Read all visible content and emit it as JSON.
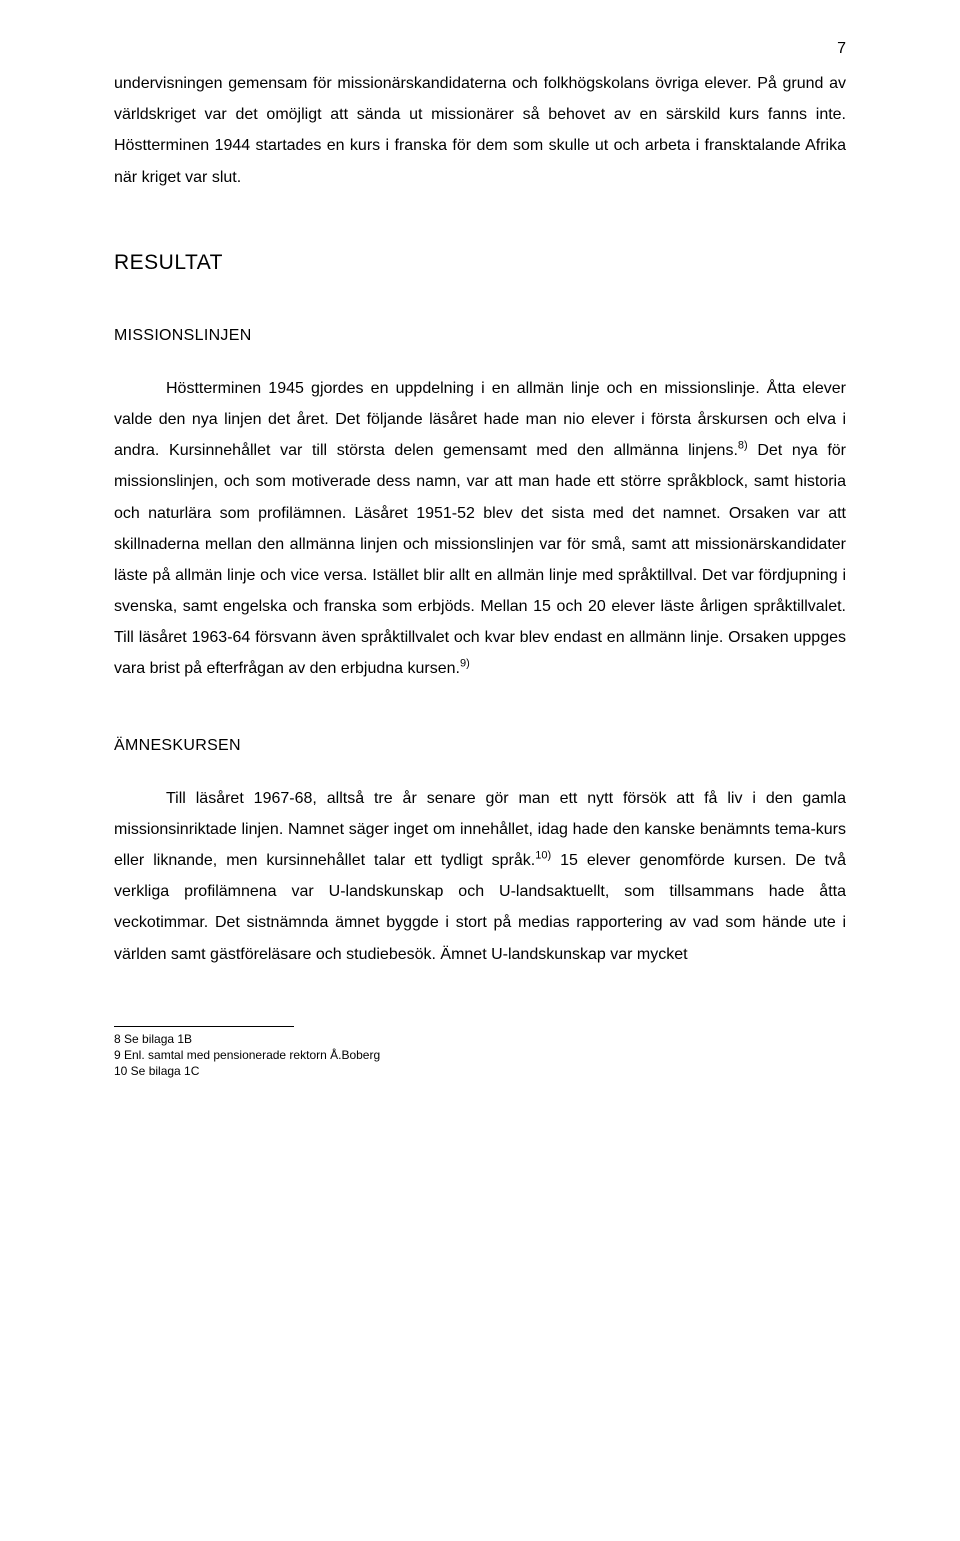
{
  "page": {
    "number": "7"
  },
  "intro": {
    "text": "undervisningen gemensam för missionärskandidaterna och folkhögskolans övriga elever. På grund av världskriget var det omöjligt att sända ut missionärer så behovet av en särskild kurs fanns inte. Höstterminen 1944 startades en kurs i franska för dem som skulle ut och arbeta i fransktalande Afrika när kriget var slut."
  },
  "headings": {
    "resultat": "RESULTAT",
    "missionslinjen": "MISSIONSLINJEN",
    "amneskursen": "ÄMNESKURSEN"
  },
  "missionslinjen": {
    "p1a": "Höstterminen 1945 gjordes en uppdelning i en allmän linje och en missionslinje. Åtta elever valde den nya linjen det året. Det följande läsåret hade man nio elever i första årskursen och elva i andra. Kursinnehållet var till största delen gemensamt med den allmänna linjens.",
    "sup1": "8)",
    "p1b": " Det nya för missionslinjen, och som motiverade dess namn, var att man hade ett större  språkblock, samt historia och naturlära som profilämnen. Läsåret 1951-52 blev det sista med det namnet. Orsaken var att skillnaderna mellan den allmänna linjen och missionslinjen var för små, samt att missionärskandidater läste på allmän linje och vice versa. Istället blir allt en allmän linje med språktillval. Det var fördjupning i svenska, samt engelska och franska som erbjöds. Mellan 15 och 20 elever läste årligen språktillvalet. Till läsåret 1963-64 försvann även språktillvalet och kvar blev endast en allmänn linje. Orsaken uppges vara brist på efterfrågan av den erbjudna kursen.",
    "sup2": "9)"
  },
  "amneskursen": {
    "p1a": "Till läsåret 1967-68, alltså tre år senare gör man ett nytt försök att få liv i den gamla missionsinriktade linjen. Namnet säger inget om innehållet, idag hade den kanske benämnts tema-kurs eller liknande, men kursinnehållet talar ett tydligt språk.",
    "sup1": "10)",
    "p1b": " 15 elever genomförde kursen. De två verkliga profilämnena var U-landskunskap och U-landsaktuellt, som tillsammans hade åtta veckotimmar. Det sistnämnda ämnet byggde i stort på medias rapportering av vad som hände ute i världen samt gästföreläsare och studiebesök. Ämnet U-landskunskap var mycket"
  },
  "footnotes": {
    "fn8": "8 Se bilaga 1B",
    "fn9": "9 Enl. samtal med pensionerade rektorn Å.Boberg",
    "fn10": "10 Se bilaga 1C"
  }
}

#### Problem to solve
Wherever the string "Höstterminen" occurs in the listing, return the line it sits on.

#### Reply
    "text": "undervisningen gemensam för missionärskandidaterna och folkhögskolans övriga elever. På grund av världskriget var det omöjligt att sända ut missionärer så behovet av en särskild kurs fanns inte. Höstterminen 1944 startades en kurs i franska för dem som skulle ut och arbeta i fransktalande Afrika när kriget var slut."
    "p1a": "Höstterminen 1945 gjordes en uppdelning i en allmän linje och en missionslinje. Åtta elever valde den nya linjen det året. Det följande läsåret hade man nio elever i första årskursen och elva i andra. Kursinnehållet var till största delen gemensamt med den allmänna linjens.",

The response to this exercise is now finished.